→ Work to complete
Your task is to reproduce the entries below word for word.

→ Records for this exercise
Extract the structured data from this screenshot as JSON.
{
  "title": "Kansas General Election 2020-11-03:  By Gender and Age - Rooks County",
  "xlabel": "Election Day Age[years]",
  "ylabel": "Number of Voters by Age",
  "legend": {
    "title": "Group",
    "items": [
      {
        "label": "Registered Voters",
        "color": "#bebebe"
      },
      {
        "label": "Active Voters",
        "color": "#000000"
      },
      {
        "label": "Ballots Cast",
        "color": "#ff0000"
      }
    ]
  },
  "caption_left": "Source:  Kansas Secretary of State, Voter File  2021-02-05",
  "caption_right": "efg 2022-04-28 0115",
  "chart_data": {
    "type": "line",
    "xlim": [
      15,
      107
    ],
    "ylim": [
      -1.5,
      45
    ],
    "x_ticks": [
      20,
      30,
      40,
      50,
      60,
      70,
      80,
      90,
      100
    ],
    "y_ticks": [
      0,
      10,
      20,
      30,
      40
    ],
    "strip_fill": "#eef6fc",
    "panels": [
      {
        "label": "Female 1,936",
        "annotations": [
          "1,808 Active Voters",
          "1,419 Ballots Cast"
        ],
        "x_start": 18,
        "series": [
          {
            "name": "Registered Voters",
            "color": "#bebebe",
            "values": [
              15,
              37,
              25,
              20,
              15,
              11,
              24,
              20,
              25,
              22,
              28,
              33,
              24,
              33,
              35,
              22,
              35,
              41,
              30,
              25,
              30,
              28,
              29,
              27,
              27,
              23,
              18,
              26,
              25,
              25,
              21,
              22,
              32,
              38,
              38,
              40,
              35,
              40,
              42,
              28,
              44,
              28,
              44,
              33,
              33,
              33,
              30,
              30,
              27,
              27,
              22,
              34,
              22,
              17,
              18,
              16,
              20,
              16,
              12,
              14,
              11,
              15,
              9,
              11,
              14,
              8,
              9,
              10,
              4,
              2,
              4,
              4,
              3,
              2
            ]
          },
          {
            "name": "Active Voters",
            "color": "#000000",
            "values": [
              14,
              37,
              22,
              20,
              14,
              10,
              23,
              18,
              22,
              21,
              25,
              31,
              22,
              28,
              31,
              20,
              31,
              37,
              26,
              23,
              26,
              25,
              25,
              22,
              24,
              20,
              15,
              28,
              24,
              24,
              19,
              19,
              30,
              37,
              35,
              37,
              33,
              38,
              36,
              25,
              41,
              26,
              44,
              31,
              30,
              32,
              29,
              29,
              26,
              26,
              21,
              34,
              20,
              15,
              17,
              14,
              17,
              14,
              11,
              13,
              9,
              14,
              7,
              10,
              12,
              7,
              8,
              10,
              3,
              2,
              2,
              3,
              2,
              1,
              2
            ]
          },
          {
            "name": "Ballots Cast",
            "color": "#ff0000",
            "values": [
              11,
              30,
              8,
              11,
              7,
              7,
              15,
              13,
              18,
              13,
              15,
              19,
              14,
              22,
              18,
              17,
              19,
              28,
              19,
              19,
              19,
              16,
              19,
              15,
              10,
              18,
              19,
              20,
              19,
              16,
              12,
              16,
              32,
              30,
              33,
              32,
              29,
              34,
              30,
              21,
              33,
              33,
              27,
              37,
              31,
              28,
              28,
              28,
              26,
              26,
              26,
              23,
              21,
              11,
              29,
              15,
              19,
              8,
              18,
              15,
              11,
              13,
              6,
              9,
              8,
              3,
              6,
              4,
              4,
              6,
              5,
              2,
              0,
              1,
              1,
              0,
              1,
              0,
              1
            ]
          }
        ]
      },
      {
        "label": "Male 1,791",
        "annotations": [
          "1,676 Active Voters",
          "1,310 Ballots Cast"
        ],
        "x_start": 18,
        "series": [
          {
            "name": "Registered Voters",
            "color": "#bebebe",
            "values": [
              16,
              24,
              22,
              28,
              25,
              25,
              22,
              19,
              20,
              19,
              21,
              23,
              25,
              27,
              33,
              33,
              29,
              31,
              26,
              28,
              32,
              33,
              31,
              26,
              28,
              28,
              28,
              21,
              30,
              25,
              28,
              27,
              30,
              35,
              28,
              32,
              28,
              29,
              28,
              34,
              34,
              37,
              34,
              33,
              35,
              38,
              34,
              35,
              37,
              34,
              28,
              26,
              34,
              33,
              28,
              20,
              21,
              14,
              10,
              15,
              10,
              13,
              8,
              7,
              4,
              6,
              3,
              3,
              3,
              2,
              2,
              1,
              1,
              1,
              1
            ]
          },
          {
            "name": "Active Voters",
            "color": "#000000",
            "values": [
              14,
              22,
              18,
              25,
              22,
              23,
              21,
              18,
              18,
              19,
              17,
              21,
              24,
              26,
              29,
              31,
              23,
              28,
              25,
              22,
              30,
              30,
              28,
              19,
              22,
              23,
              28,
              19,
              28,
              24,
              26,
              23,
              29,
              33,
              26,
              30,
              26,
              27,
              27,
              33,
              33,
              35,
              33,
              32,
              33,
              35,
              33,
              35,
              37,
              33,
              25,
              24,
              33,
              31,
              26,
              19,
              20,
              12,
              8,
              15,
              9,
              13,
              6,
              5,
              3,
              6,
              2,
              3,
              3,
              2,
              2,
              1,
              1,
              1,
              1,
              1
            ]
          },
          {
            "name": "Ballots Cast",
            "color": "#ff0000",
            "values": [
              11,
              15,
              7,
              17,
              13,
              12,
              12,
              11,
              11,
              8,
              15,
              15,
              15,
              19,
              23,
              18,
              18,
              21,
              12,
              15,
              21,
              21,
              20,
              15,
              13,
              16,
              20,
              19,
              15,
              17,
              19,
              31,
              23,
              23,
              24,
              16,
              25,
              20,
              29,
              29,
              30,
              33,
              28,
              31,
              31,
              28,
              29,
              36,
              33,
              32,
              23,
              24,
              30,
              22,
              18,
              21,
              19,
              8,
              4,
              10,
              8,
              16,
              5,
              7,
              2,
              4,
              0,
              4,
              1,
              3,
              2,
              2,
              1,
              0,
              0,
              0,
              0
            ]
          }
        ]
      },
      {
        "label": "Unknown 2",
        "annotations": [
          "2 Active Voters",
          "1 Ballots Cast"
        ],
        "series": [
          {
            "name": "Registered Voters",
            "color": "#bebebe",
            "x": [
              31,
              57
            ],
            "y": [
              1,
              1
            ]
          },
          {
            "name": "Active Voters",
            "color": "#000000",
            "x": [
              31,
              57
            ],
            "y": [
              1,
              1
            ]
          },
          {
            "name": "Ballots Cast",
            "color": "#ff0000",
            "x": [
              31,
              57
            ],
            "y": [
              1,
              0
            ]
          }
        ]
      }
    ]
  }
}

→ Result of the task
Extract the structured data from this screenshot as JSON.
{
  "title": "Kansas General Election 2020-11-03:  By Gender and Age - Rooks County",
  "xlabel": "Election Day Age[years]",
  "ylabel": "Number of Voters by Age",
  "legend": {
    "title": "Group",
    "items": [
      {
        "label": "Registered Voters",
        "color": "#bebebe"
      },
      {
        "label": "Active Voters",
        "color": "#000000"
      },
      {
        "label": "Ballots Cast",
        "color": "#ff0000"
      }
    ]
  },
  "caption_left": "Source:  Kansas Secretary of State, Voter File  2021-02-05",
  "caption_right": "efg 2022-04-28 0115",
  "chart_data": {
    "type": "line",
    "xlim": [
      15,
      107
    ],
    "ylim": [
      -1.5,
      45
    ],
    "x_ticks": [
      20,
      30,
      40,
      50,
      60,
      70,
      80,
      90,
      100
    ],
    "y_ticks": [
      0,
      10,
      20,
      30,
      40
    ],
    "strip_fill": "#eef6fc",
    "panels": [
      {
        "label": "Female 1,936",
        "annotations": [
          "1,808 Active Voters",
          "1,419 Ballots Cast"
        ],
        "x_start": 18,
        "series": [
          {
            "name": "Registered Voters",
            "color": "#bebebe",
            "values": [
              15,
              37,
              25,
              20,
              15,
              11,
              24,
              20,
              25,
              22,
              28,
              33,
              24,
              33,
              35,
              22,
              35,
              41,
              30,
              25,
              30,
              28,
              29,
              27,
              27,
              23,
              18,
              26,
              25,
              25,
              21,
              22,
              32,
              38,
              38,
              40,
              35,
              40,
              42,
              28,
              44,
              28,
              44,
              33,
              33,
              33,
              30,
              30,
              27,
              27,
              22,
              34,
              22,
              17,
              18,
              16,
              20,
              16,
              12,
              14,
              11,
              15,
              9,
              11,
              14,
              8,
              9,
              10,
              4,
              2,
              4,
              4,
              3,
              2
            ]
          },
          {
            "name": "Active Voters",
            "color": "#000000",
            "values": [
              14,
              37,
              22,
              20,
              14,
              10,
              23,
              18,
              22,
              21,
              25,
              31,
              22,
              28,
              31,
              20,
              31,
              37,
              26,
              23,
              26,
              25,
              25,
              22,
              24,
              20,
              15,
              28,
              24,
              24,
              19,
              19,
              30,
              37,
              35,
              37,
              33,
              38,
              36,
              25,
              41,
              26,
              44,
              31,
              30,
              32,
              29,
              29,
              26,
              26,
              21,
              34,
              20,
              15,
              17,
              14,
              17,
              14,
              11,
              13,
              9,
              14,
              7,
              10,
              12,
              7,
              8,
              10,
              3,
              2,
              2,
              3,
              2,
              1,
              2
            ]
          },
          {
            "name": "Ballots Cast",
            "color": "#ff0000",
            "values": [
              11,
              30,
              8,
              11,
              7,
              7,
              15,
              13,
              18,
              13,
              15,
              19,
              14,
              22,
              18,
              17,
              19,
              28,
              19,
              19,
              19,
              16,
              19,
              15,
              10,
              18,
              19,
              20,
              19,
              16,
              12,
              16,
              32,
              30,
              33,
              32,
              29,
              34,
              30,
              21,
              33,
              33,
              27,
              37,
              31,
              28,
              28,
              28,
              26,
              26,
              26,
              23,
              21,
              11,
              29,
              15,
              19,
              8,
              18,
              15,
              11,
              13,
              6,
              9,
              8,
              3,
              6,
              4,
              4,
              6,
              5,
              2,
              0,
              1,
              1,
              0,
              1,
              0,
              1
            ]
          }
        ]
      },
      {
        "label": "Male 1,791",
        "annotations": [
          "1,676 Active Voters",
          "1,310 Ballots Cast"
        ],
        "x_start": 18,
        "series": [
          {
            "name": "Registered Voters",
            "color": "#bebebe",
            "values": [
              16,
              24,
              22,
              28,
              25,
              25,
              22,
              19,
              20,
              19,
              21,
              23,
              25,
              27,
              33,
              33,
              29,
              31,
              26,
              28,
              32,
              33,
              31,
              26,
              28,
              28,
              28,
              21,
              30,
              25,
              28,
              27,
              30,
              35,
              28,
              32,
              28,
              29,
              28,
              34,
              34,
              37,
              34,
              33,
              35,
              38,
              34,
              35,
              37,
              34,
              28,
              26,
              34,
              33,
              28,
              20,
              21,
              14,
              10,
              15,
              10,
              13,
              8,
              7,
              4,
              6,
              3,
              3,
              3,
              2,
              2,
              1,
              1,
              1,
              1
            ]
          },
          {
            "name": "Active Voters",
            "color": "#000000",
            "values": [
              14,
              22,
              18,
              25,
              22,
              23,
              21,
              18,
              18,
              19,
              17,
              21,
              24,
              26,
              29,
              31,
              23,
              28,
              25,
              22,
              30,
              30,
              28,
              19,
              22,
              23,
              28,
              19,
              28,
              24,
              26,
              23,
              29,
              33,
              26,
              30,
              26,
              27,
              27,
              33,
              33,
              35,
              33,
              32,
              33,
              35,
              33,
              35,
              37,
              33,
              25,
              24,
              33,
              31,
              26,
              19,
              20,
              12,
              8,
              15,
              9,
              13,
              6,
              5,
              3,
              6,
              2,
              3,
              3,
              2,
              2,
              1,
              1,
              1,
              1,
              1
            ]
          },
          {
            "name": "Ballots Cast",
            "color": "#ff0000",
            "values": [
              11,
              15,
              7,
              17,
              13,
              12,
              12,
              11,
              11,
              8,
              15,
              15,
              15,
              19,
              23,
              18,
              18,
              21,
              12,
              15,
              21,
              21,
              20,
              15,
              13,
              16,
              20,
              19,
              15,
              17,
              19,
              31,
              23,
              23,
              24,
              16,
              25,
              20,
              29,
              29,
              30,
              33,
              28,
              31,
              31,
              28,
              29,
              36,
              33,
              32,
              23,
              24,
              30,
              22,
              18,
              21,
              19,
              8,
              4,
              10,
              8,
              16,
              5,
              7,
              2,
              4,
              0,
              4,
              1,
              3,
              2,
              2,
              1,
              0,
              0,
              0,
              0
            ]
          }
        ]
      },
      {
        "label": "Unknown 2",
        "annotations": [
          "2 Active Voters",
          "1 Ballots Cast"
        ],
        "series": [
          {
            "name": "Registered Voters",
            "color": "#bebebe",
            "x": [
              31,
              57
            ],
            "y": [
              1,
              1
            ]
          },
          {
            "name": "Active Voters",
            "color": "#000000",
            "x": [
              31,
              57
            ],
            "y": [
              1,
              1
            ]
          },
          {
            "name": "Ballots Cast",
            "color": "#ff0000",
            "x": [
              31,
              57
            ],
            "y": [
              1,
              0
            ]
          }
        ]
      }
    ]
  }
}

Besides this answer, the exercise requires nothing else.